- TASK STATEMENT
Whenever a line below holds the word "просвещение", copy that line.
--------------------------------------------------
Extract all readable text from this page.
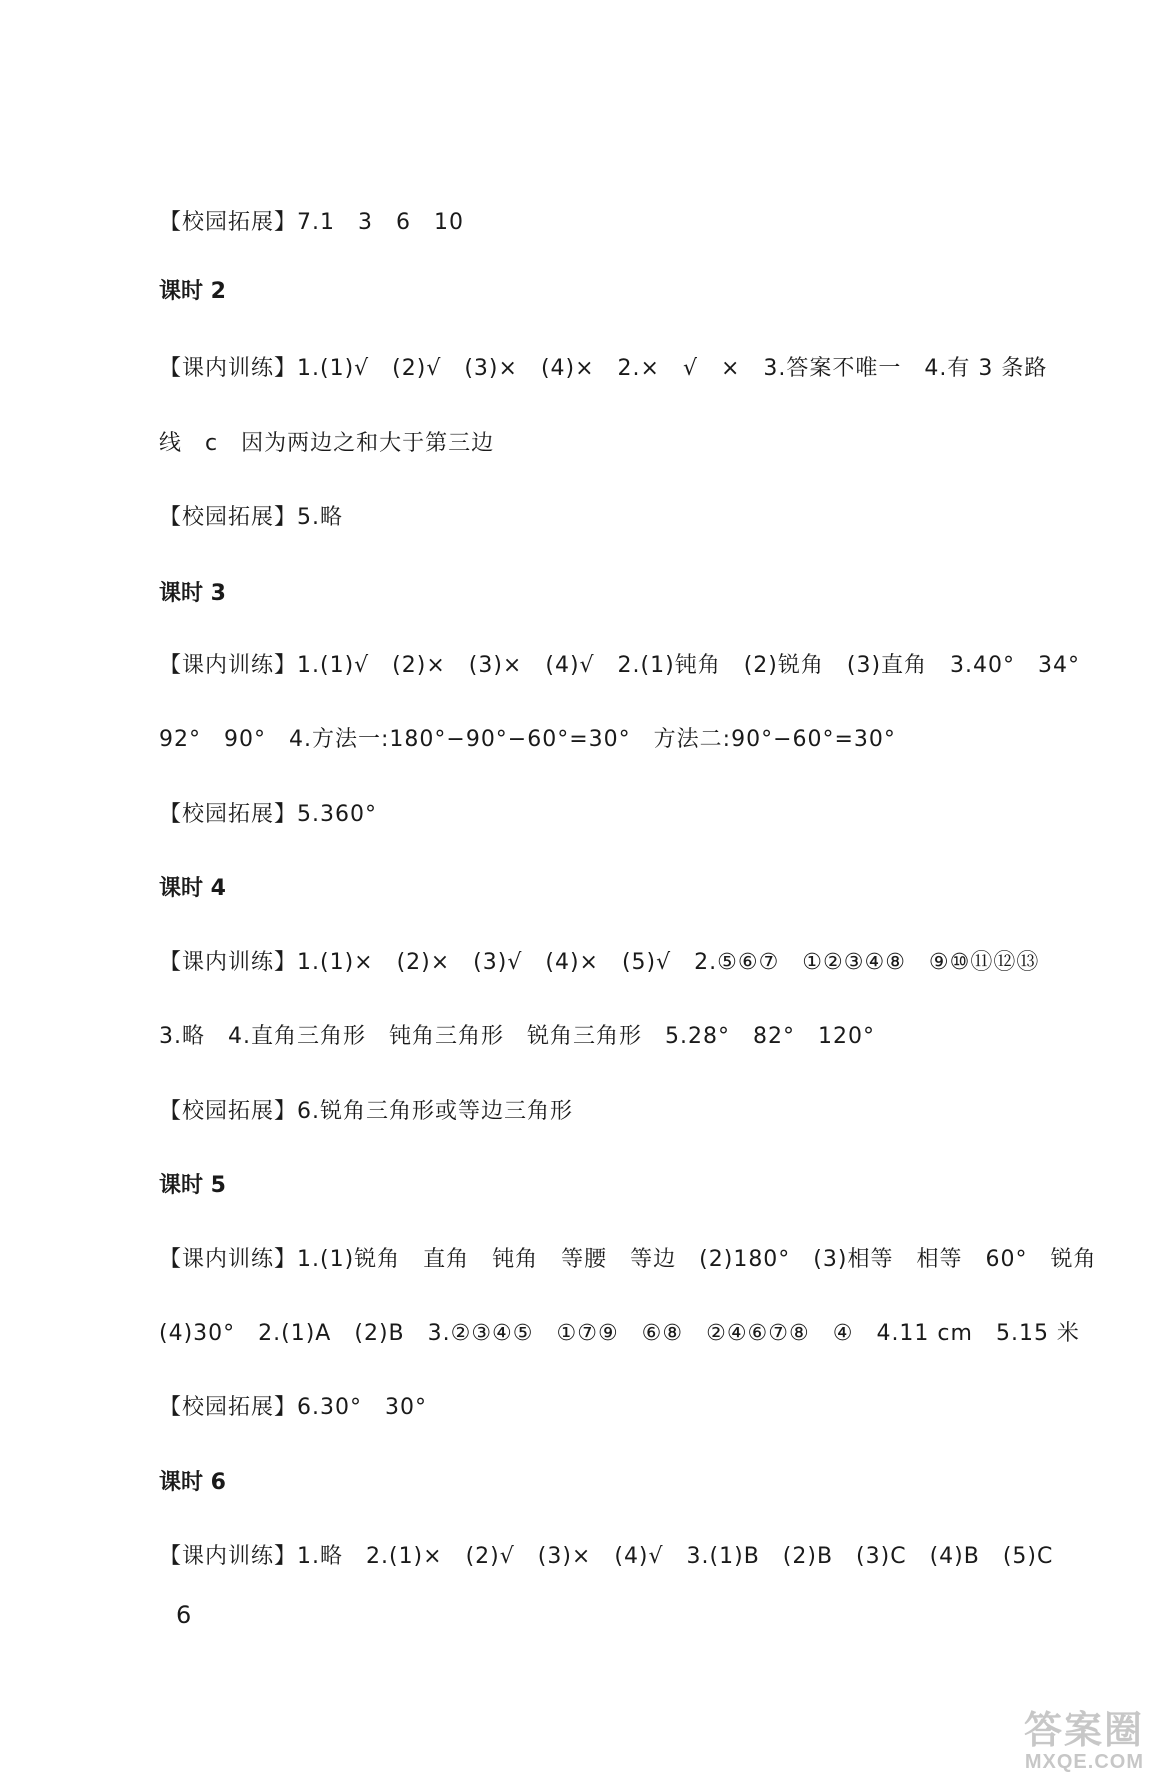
【校园拓展】7.1　3　6　10
课时 2
【课内训练】1.(1)√　(2)√　(3)×　(4)×　2.×　√　×　3.答案不唯一　4.有 3 条路
线　c　因为两边之和大于第三边
【校园拓展】5.略
课时 3
【课内训练】1.(1)√　(2)×　(3)×　(4)√　2.(1)钝角　(2)锐角　(3)直角　3.40°　34°
92°　90°　4.方法一:180°−90°−60°=30°　方法二:90°−60°=30°
【校园拓展】5.360°
课时 4
【课内训练】1.(1)×　(2)×　(3)√　(4)×　(5)√　2.⑤⑥⑦　①②③④⑧　⑨⑩⑪⑫⑬
3.略　4.直角三角形　钝角三角形　锐角三角形　5.28°　82°　120°
【校园拓展】6.锐角三角形或等边三角形
课时 5
【课内训练】1.(1)锐角　直角　钝角　等腰　等边　(2)180°　(3)相等　相等　60°　锐角
(4)30°　2.(1)A　(2)B　3.②③④⑤　①⑦⑨　⑥⑧　②④⑥⑦⑧　④　4.11 cm　5.15 米
【校园拓展】6.30°　30°
课时 6
【课内训练】1.略　2.(1)×　(2)√　(3)×　(4)√　3.(1)B　(2)B　(3)C　(4)B　(5)C
6
答案圈
MXQE.COM
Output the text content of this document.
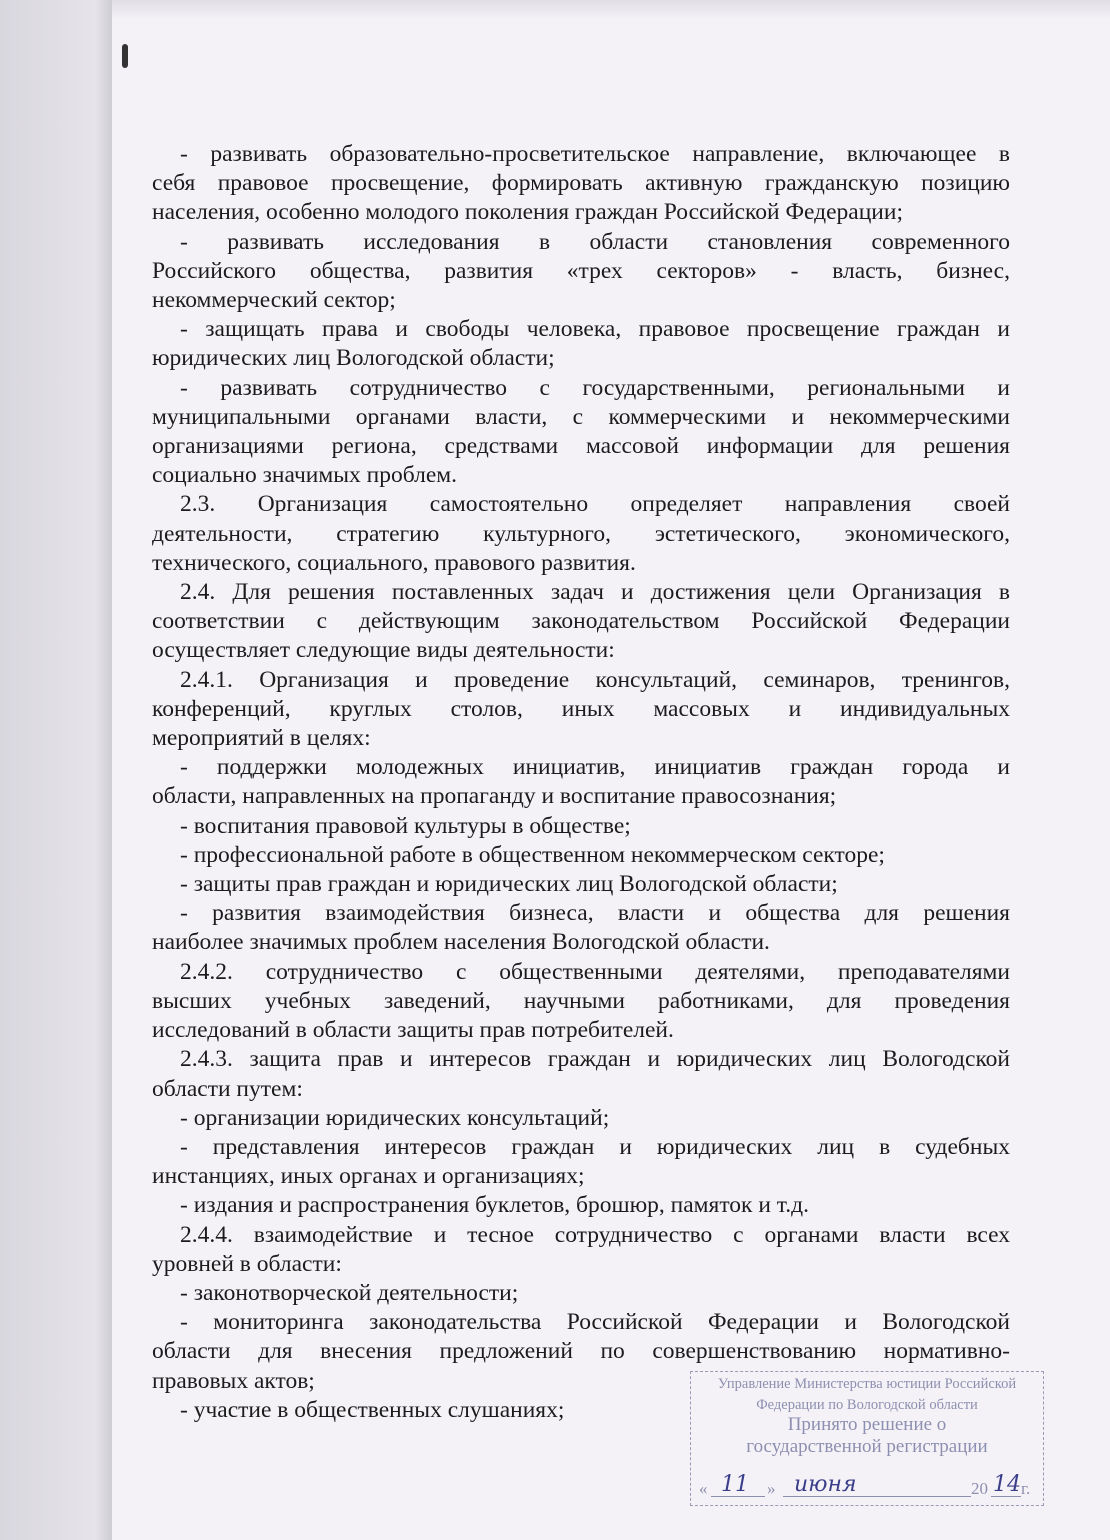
- развивать образовательно-просветительское направление, включающее в
себя правовое просвещение, формировать активную гражданскую позицию
населения, особенно молодого поколения граждан Российской Федерации;
- развивать исследования в области становления современного
Российского общества, развития «трех секторов» - власть, бизнес,
некоммерческий сектор;
- защищать права и свободы человека, правовое просвещение граждан и
юридических лиц Вологодской области;
- развивать сотрудничество с государственными, региональными и
муниципальными органами власти, с коммерческими и некоммерческими
организациями региона, средствами массовой информации для решения
социально значимых проблем.
2.3. Организация самостоятельно определяет направления своей
деятельности, стратегию культурного, эстетического, экономического,
технического, социального, правового развития.
2.4. Для решения поставленных задач и достижения цели Организация в
соответствии с действующим законодательством Российской Федерации
осуществляет следующие виды деятельности:
2.4.1. Организация и проведение консультаций, семинаров, тренингов,
конференций, круглых столов, иных массовых и индивидуальных
мероприятий в целях:
- поддержки молодежных инициатив, инициатив граждан города и
области, направленных на пропаганду и воспитание правосознания;
- воспитания правовой культуры в обществе;
- профессиональной работе в общественном некоммерческом секторе;
- защиты прав граждан и юридических лиц Вологодской области;
- развития взаимодействия бизнеса, власти и общества для решения
наиболее значимых проблем населения Вологодской области.
2.4.2. сотрудничество с общественными деятелями, преподавателями
высших учебных заведений, научными работниками, для проведения
исследований в области защиты прав потребителей.
2.4.3. защита прав и интересов граждан и юридических лиц Вологодской
области путем:
- организации юридических консультаций;
- представления интересов граждан и юридических лиц в судебных
инстанциях, иных органах и организациях;
- издания и распространения буклетов, брошюр, памяток и т.д.
2.4.4. взаимодействие и тесное сотрудничество с органами власти всех
уровней в области:
- законотворческой деятельности;
- мониторинга законодательства Российской Федерации и Вологодской
области для внесения предложений по совершенствованию нормативно-
правовых актов;
- участие в общественных слушаниях;
Управление Министерства юстиции Российской
Федерации по Вологодской области
Принято решение о
государственной регистрации
« 11 » июня	20 14 г.
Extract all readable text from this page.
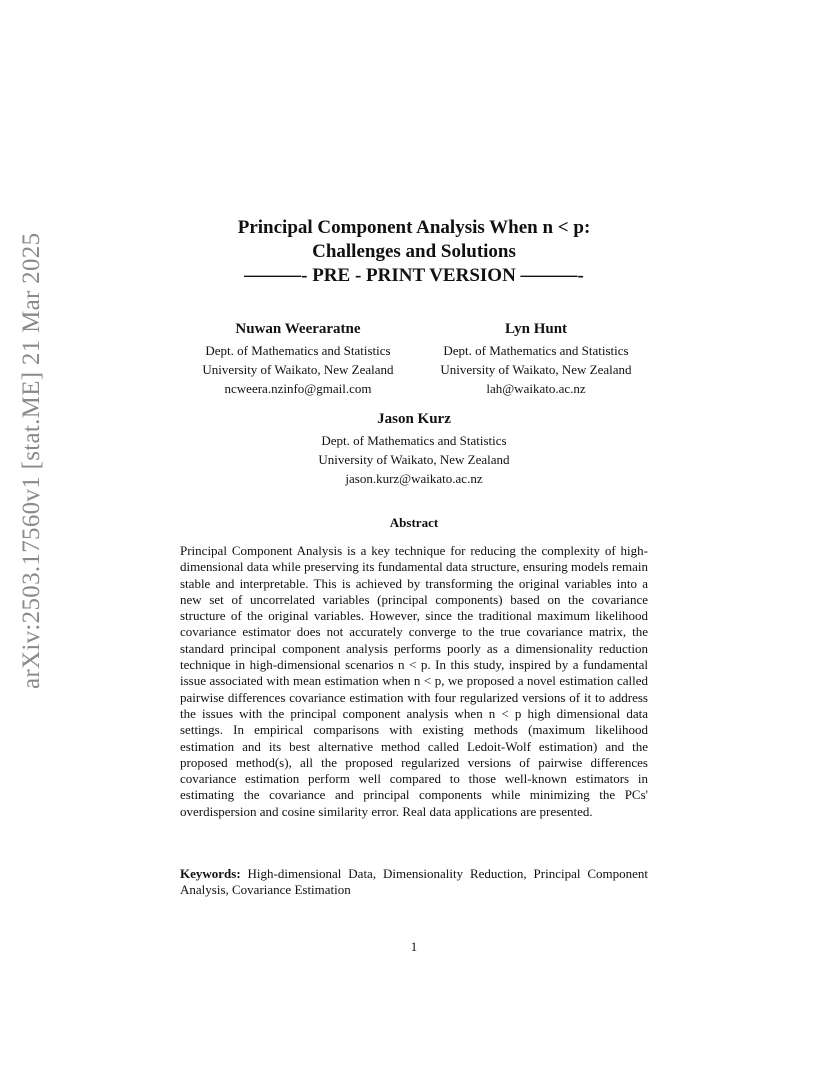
arXiv:2503.17560v1 [stat.ME] 21 Mar 2025
Principal Component Analysis When n < p:
Challenges and Solutions
———- PRE - PRINT VERSION ———-
Nuwan Weeraratne
Dept. of Mathematics and Statistics
University of Waikato, New Zealand
ncweera.nzinfo@gmail.com
Lyn Hunt
Dept. of Mathematics and Statistics
University of Waikato, New Zealand
lah@waikato.ac.nz
Jason Kurz
Dept. of Mathematics and Statistics
University of Waikato, New Zealand
jason.kurz@waikato.ac.nz
Abstract
Principal Component Analysis is a key technique for reducing the complexity of high-dimensional data while preserving its fundamental data structure, ensuring models remain stable and interpretable. This is achieved by transforming the original variables into a new set of uncorrelated variables (principal components) based on the covariance structure of the original variables. However, since the traditional maximum likelihood covariance estimator does not accurately converge to the true covariance matrix, the standard principal component analysis performs poorly as a dimensionality reduction technique in high-dimensional scenarios n < p. In this study, inspired by a fundamental issue associated with mean estimation when n < p, we proposed a novel estimation called pairwise differences covariance estimation with four regularized versions of it to address the issues with the principal component analysis when n < p high dimensional data settings. In empirical comparisons with existing methods (maximum likelihood estimation and its best alternative method called Ledoit-Wolf estimation) and the proposed method(s), all the proposed regularized versions of pairwise differences covariance estimation perform well compared to those well-known estimators in estimating the covariance and principal components while minimizing the PCs' overdispersion and cosine similarity error. Real data applications are presented.
Keywords: High-dimensional Data, Dimensionality Reduction, Principal Component Analysis, Covariance Estimation
1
--------------------------------------------------
- EXERCISE RESPONSE
себя правовое просвещение, формировать активную гражданскую позицию
- защищать права и свободы человека, правовое просвещение граждан и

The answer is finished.